Given instruction:
Quote every line of the material beneath this one.

Given information:
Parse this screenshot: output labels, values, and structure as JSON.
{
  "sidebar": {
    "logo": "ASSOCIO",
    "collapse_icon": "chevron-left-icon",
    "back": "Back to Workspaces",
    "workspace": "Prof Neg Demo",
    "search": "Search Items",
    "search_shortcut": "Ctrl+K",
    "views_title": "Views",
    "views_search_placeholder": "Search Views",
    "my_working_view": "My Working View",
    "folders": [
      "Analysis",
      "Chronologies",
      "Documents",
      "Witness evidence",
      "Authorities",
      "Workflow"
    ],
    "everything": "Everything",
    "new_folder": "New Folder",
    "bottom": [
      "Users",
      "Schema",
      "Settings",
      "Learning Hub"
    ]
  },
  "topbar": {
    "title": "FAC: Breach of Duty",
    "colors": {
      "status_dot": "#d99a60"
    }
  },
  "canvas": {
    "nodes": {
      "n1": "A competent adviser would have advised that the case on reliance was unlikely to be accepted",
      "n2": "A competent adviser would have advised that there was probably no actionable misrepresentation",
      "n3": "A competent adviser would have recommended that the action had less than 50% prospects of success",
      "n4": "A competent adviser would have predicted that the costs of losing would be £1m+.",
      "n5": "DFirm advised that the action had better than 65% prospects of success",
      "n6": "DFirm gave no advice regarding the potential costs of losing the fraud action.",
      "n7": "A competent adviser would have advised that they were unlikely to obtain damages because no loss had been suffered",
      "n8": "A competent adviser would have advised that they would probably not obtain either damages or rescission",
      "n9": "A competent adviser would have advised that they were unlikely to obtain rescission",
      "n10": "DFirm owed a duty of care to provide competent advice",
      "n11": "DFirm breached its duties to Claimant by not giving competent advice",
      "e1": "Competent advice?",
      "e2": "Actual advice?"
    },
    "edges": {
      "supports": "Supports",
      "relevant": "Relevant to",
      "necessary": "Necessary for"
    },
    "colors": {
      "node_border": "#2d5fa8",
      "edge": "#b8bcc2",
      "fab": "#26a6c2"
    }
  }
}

Result of the task:
Parse this screenshot: output labels, values, and structure as JSON.
{
  "sidebar": {
    "logo": "ASSOCIO",
    "collapse_icon": "chevron-left-icon",
    "back": "Back to Workspaces",
    "workspace": "Prof Neg Demo",
    "search": "Search Items",
    "search_shortcut": "Ctrl+K",
    "views_title": "Views",
    "views_search_placeholder": "Search Views",
    "my_working_view": "My Working View",
    "folders": [
      "Analysis",
      "Chronologies",
      "Documents",
      "Witness evidence",
      "Authorities",
      "Workflow"
    ],
    "everything": "Everything",
    "new_folder": "New Folder",
    "bottom": [
      "Users",
      "Schema",
      "Settings",
      "Learning Hub"
    ]
  },
  "topbar": {
    "title": "FAC: Breach of Duty",
    "colors": {
      "status_dot": "#d99a60"
    }
  },
  "canvas": {
    "nodes": {
      "n1": "A competent adviser would have advised that the case on reliance was unlikely to be accepted",
      "n2": "A competent adviser would have advised that there was probably no actionable misrepresentation",
      "n3": "A competent adviser would have recommended that the action had less than 50% prospects of success",
      "n4": "A competent adviser would have predicted that the costs of losing would be £1m+.",
      "n5": "DFirm advised that the action had better than 65% prospects of success",
      "n6": "DFirm gave no advice regarding the potential costs of losing the fraud action.",
      "n7": "A competent adviser would have advised that they were unlikely to obtain damages because no loss had been suffered",
      "n8": "A competent adviser would have advised that they would probably not obtain either damages or rescission",
      "n9": "A competent adviser would have advised that they were unlikely to obtain rescission",
      "n10": "DFirm owed a duty of care to provide competent advice",
      "n11": "DFirm breached its duties to Claimant by not giving competent advice",
      "e1": "Competent advice?",
      "e2": "Actual advice?"
    },
    "edges": {
      "supports": "Supports",
      "relevant": "Relevant to",
      "necessary": "Necessary for"
    },
    "colors": {
      "node_border": "#2d5fa8",
      "edge": "#b8bcc2",
      "fab": "#26a6c2"
    }
  }
}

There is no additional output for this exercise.